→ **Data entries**
★ ★ ★

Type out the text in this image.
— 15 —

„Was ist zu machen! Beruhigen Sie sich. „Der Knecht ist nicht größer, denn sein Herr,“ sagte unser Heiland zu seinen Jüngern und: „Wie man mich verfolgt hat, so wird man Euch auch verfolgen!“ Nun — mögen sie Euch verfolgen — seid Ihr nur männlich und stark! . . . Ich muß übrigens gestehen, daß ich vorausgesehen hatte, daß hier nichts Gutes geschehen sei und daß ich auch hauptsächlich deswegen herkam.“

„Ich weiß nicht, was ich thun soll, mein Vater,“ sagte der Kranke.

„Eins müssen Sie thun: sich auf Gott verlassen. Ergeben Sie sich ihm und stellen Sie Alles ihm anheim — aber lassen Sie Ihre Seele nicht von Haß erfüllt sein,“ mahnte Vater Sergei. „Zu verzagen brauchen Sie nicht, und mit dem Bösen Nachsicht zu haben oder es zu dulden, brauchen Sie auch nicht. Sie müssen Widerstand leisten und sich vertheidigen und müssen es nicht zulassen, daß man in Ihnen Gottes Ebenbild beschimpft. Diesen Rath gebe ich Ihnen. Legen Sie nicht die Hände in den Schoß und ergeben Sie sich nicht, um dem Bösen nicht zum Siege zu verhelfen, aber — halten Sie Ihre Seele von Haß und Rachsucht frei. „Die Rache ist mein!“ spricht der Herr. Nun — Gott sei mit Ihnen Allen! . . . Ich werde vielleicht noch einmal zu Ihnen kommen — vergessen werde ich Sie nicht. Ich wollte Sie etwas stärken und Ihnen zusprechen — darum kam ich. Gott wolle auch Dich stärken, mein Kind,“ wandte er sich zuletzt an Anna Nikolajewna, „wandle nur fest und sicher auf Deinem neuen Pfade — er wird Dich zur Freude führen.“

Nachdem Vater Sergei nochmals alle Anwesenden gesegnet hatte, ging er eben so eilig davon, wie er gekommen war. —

★ ★ ★

→ **Problem**
Repeat the data precisely, line by line.

→ **Task response**
Type out the text in this image.
— 15 —

„Was ist zu machen! Beruhigen Sie sich. „Der Knecht ist nicht größer, denn sein Herr,“ sagte unser Heiland zu seinen Jüngern und: „Wie man mich verfolgt hat, so wird man Euch auch verfolgen!“ Nun — mögen sie Euch verfolgen — seid Ihr nur männlich und stark! . . . Ich muß übrigens gestehen, daß ich vorausgesehen hatte, daß hier nichts Gutes geschehen sei und daß ich auch hauptsächlich deswegen herkam.“

„Ich weiß nicht, was ich thun soll, mein Vater,“ sagte der Kranke.

„Eins müssen Sie thun: sich auf Gott verlassen. Ergeben Sie sich ihm und stellen Sie Alles ihm anheim — aber lassen Sie Ihre Seele nicht von Haß erfüllt sein,“ mahnte Vater Sergei. „Zu verzagen brauchen Sie nicht, und mit dem Bösen Nachsicht zu haben oder es zu dulden, brauchen Sie auch nicht. Sie müssen Widerstand leisten und sich vertheidigen und müssen es nicht zulassen, daß man in Ihnen Gottes Ebenbild beschimpft. Diesen Rath gebe ich Ihnen. Legen Sie nicht die Hände in den Schoß und ergeben Sie sich nicht, um dem Bösen nicht zum Siege zu verhelfen, aber — halten Sie Ihre Seele von Haß und Rachsucht frei. „Die Rache ist mein!“ spricht der Herr. Nun — Gott sei mit Ihnen Allen! . . . Ich werde vielleicht noch einmal zu Ihnen kommen — vergessen werde ich Sie nicht. Ich wollte Sie etwas stärken und Ihnen zusprechen — darum kam ich. Gott wolle auch Dich stärken, mein Kind,“ wandte er sich zuletzt an Anna Nikolajewna, „wandle nur fest und sicher auf Deinem neuen Pfade — er wird Dich zur Freude führen.“

Nachdem Vater Sergei nochmals alle Anwesenden gesegnet hatte, ging er eben so eilig davon, wie er gekommen war. —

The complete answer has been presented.